Records
::::

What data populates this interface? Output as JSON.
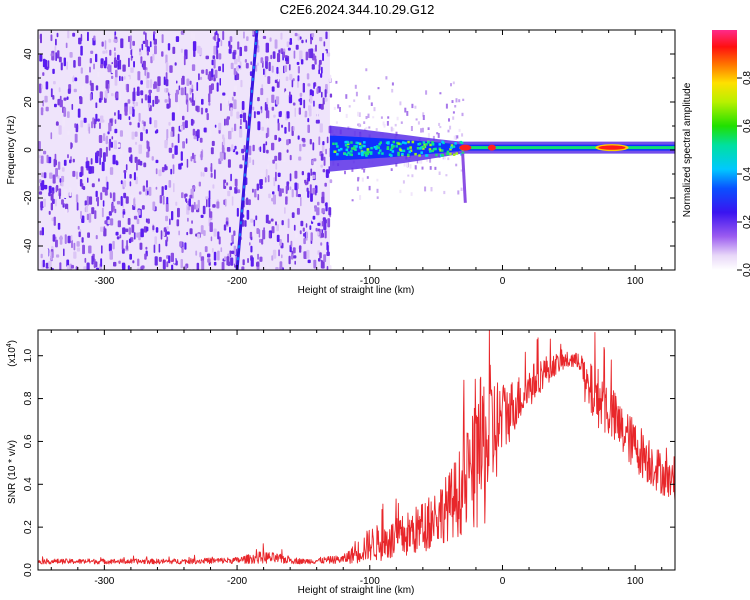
{
  "title": "C2E6.2024.344.10.29.G12",
  "colors": {
    "snr_line": "#e8262a",
    "axis": "#000000",
    "background": "#ffffff"
  },
  "chart_data": [
    {
      "type": "heatmap",
      "name": "spectrogram",
      "xlabel": "Height of straight line (km)",
      "ylabel": "Frequency (Hz)",
      "xlim": [
        -350,
        130
      ],
      "ylim": [
        -50,
        50
      ],
      "xticks": [
        -300,
        -200,
        -100,
        0,
        100
      ],
      "xtick_labels": [
        "-300",
        "-200",
        "-100",
        "0",
        "100"
      ],
      "yticks": [
        -40,
        -20,
        0,
        20,
        40
      ],
      "ytick_labels": [
        "-40",
        "-20",
        "0",
        "20",
        "40"
      ],
      "colorbar": {
        "label": "Normalized spectral amplitude",
        "range": [
          0,
          1
        ],
        "ticks": [
          0.0,
          0.2,
          0.4,
          0.6,
          0.8
        ],
        "tick_labels": [
          "0.0",
          "0.2",
          "0.4",
          "0.6",
          "0.8"
        ]
      },
      "features": {
        "noise_region_x": [
          -350,
          -130
        ],
        "streak_line": {
          "x_at_ymax": -185,
          "x_at_ymin": -200
        },
        "signal_band_center_hz": 1,
        "signal_band_x": [
          -130,
          130
        ],
        "peak_amplitude_x": [
          -35,
          -10,
          70,
          95
        ]
      }
    },
    {
      "type": "line",
      "name": "snr",
      "xlabel": "Height of straight line (km)",
      "ylabel": "SNR (10 * v/v)",
      "y_multiplier_label": "(x10",
      "y_multiplier_exp": "4",
      "y_multiplier_close": ")",
      "xlim": [
        -350,
        130
      ],
      "ylim": [
        0,
        1.12
      ],
      "xticks": [
        -300,
        -200,
        -100,
        0,
        100
      ],
      "xtick_labels": [
        "-300",
        "-200",
        "-100",
        "0",
        "100"
      ],
      "yticks": [
        0.0,
        0.2,
        0.4,
        0.6,
        0.8,
        1.0
      ],
      "ytick_labels": [
        "0.0",
        "0.2",
        "0.4",
        "0.6",
        "0.8",
        "1.0"
      ],
      "envelope": {
        "x": [
          -350,
          -250,
          -200,
          -180,
          -150,
          -120,
          -110,
          -100,
          -80,
          -60,
          -40,
          -30,
          -20,
          -15,
          -10,
          0,
          10,
          20,
          30,
          40,
          50,
          60,
          62,
          70,
          80,
          90,
          100,
          110,
          120,
          130
        ],
        "mid": [
          0.04,
          0.04,
          0.045,
          0.06,
          0.04,
          0.05,
          0.08,
          0.12,
          0.14,
          0.2,
          0.3,
          0.38,
          0.48,
          0.55,
          0.62,
          0.7,
          0.78,
          0.85,
          0.92,
          0.96,
          0.98,
          0.97,
          0.85,
          0.82,
          0.75,
          0.65,
          0.58,
          0.52,
          0.45,
          0.4
        ],
        "amp": [
          0.012,
          0.012,
          0.015,
          0.03,
          0.012,
          0.02,
          0.05,
          0.08,
          0.1,
          0.12,
          0.16,
          0.22,
          0.3,
          0.4,
          0.35,
          0.18,
          0.12,
          0.1,
          0.08,
          0.05,
          0.04,
          0.04,
          0.12,
          0.14,
          0.14,
          0.12,
          0.12,
          0.12,
          0.1,
          0.08
        ]
      }
    }
  ]
}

::::

REQUIREMENTS >> The records above must be transcribed exactly. Pictures are left out of the copy.

REPLY >>
What data populates this interface? Output as JSON.
{
  "title": "C2E6.2024.344.10.29.G12",
  "colors": {
    "snr_line": "#e8262a",
    "axis": "#000000",
    "background": "#ffffff"
  },
  "chart_data": [
    {
      "type": "heatmap",
      "name": "spectrogram",
      "xlabel": "Height of straight line (km)",
      "ylabel": "Frequency (Hz)",
      "xlim": [
        -350,
        130
      ],
      "ylim": [
        -50,
        50
      ],
      "xticks": [
        -300,
        -200,
        -100,
        0,
        100
      ],
      "xtick_labels": [
        "-300",
        "-200",
        "-100",
        "0",
        "100"
      ],
      "yticks": [
        -40,
        -20,
        0,
        20,
        40
      ],
      "ytick_labels": [
        "-40",
        "-20",
        "0",
        "20",
        "40"
      ],
      "colorbar": {
        "label": "Normalized spectral amplitude",
        "range": [
          0,
          1
        ],
        "ticks": [
          0.0,
          0.2,
          0.4,
          0.6,
          0.8
        ],
        "tick_labels": [
          "0.0",
          "0.2",
          "0.4",
          "0.6",
          "0.8"
        ]
      },
      "features": {
        "noise_region_x": [
          -350,
          -130
        ],
        "streak_line": {
          "x_at_ymax": -185,
          "x_at_ymin": -200
        },
        "signal_band_center_hz": 1,
        "signal_band_x": [
          -130,
          130
        ],
        "peak_amplitude_x": [
          -35,
          -10,
          70,
          95
        ]
      }
    },
    {
      "type": "line",
      "name": "snr",
      "xlabel": "Height of straight line (km)",
      "ylabel": "SNR (10 * v/v)",
      "y_multiplier_label": "(x10",
      "y_multiplier_exp": "4",
      "y_multiplier_close": ")",
      "xlim": [
        -350,
        130
      ],
      "ylim": [
        0,
        1.12
      ],
      "xticks": [
        -300,
        -200,
        -100,
        0,
        100
      ],
      "xtick_labels": [
        "-300",
        "-200",
        "-100",
        "0",
        "100"
      ],
      "yticks": [
        0.0,
        0.2,
        0.4,
        0.6,
        0.8,
        1.0
      ],
      "ytick_labels": [
        "0.0",
        "0.2",
        "0.4",
        "0.6",
        "0.8",
        "1.0"
      ],
      "envelope": {
        "x": [
          -350,
          -250,
          -200,
          -180,
          -150,
          -120,
          -110,
          -100,
          -80,
          -60,
          -40,
          -30,
          -20,
          -15,
          -10,
          0,
          10,
          20,
          30,
          40,
          50,
          60,
          62,
          70,
          80,
          90,
          100,
          110,
          120,
          130
        ],
        "mid": [
          0.04,
          0.04,
          0.045,
          0.06,
          0.04,
          0.05,
          0.08,
          0.12,
          0.14,
          0.2,
          0.3,
          0.38,
          0.48,
          0.55,
          0.62,
          0.7,
          0.78,
          0.85,
          0.92,
          0.96,
          0.98,
          0.97,
          0.85,
          0.82,
          0.75,
          0.65,
          0.58,
          0.52,
          0.45,
          0.4
        ],
        "amp": [
          0.012,
          0.012,
          0.015,
          0.03,
          0.012,
          0.02,
          0.05,
          0.08,
          0.1,
          0.12,
          0.16,
          0.22,
          0.3,
          0.4,
          0.35,
          0.18,
          0.12,
          0.1,
          0.08,
          0.05,
          0.04,
          0.04,
          0.12,
          0.14,
          0.14,
          0.12,
          0.12,
          0.12,
          0.1,
          0.08
        ]
      }
    }
  ]
}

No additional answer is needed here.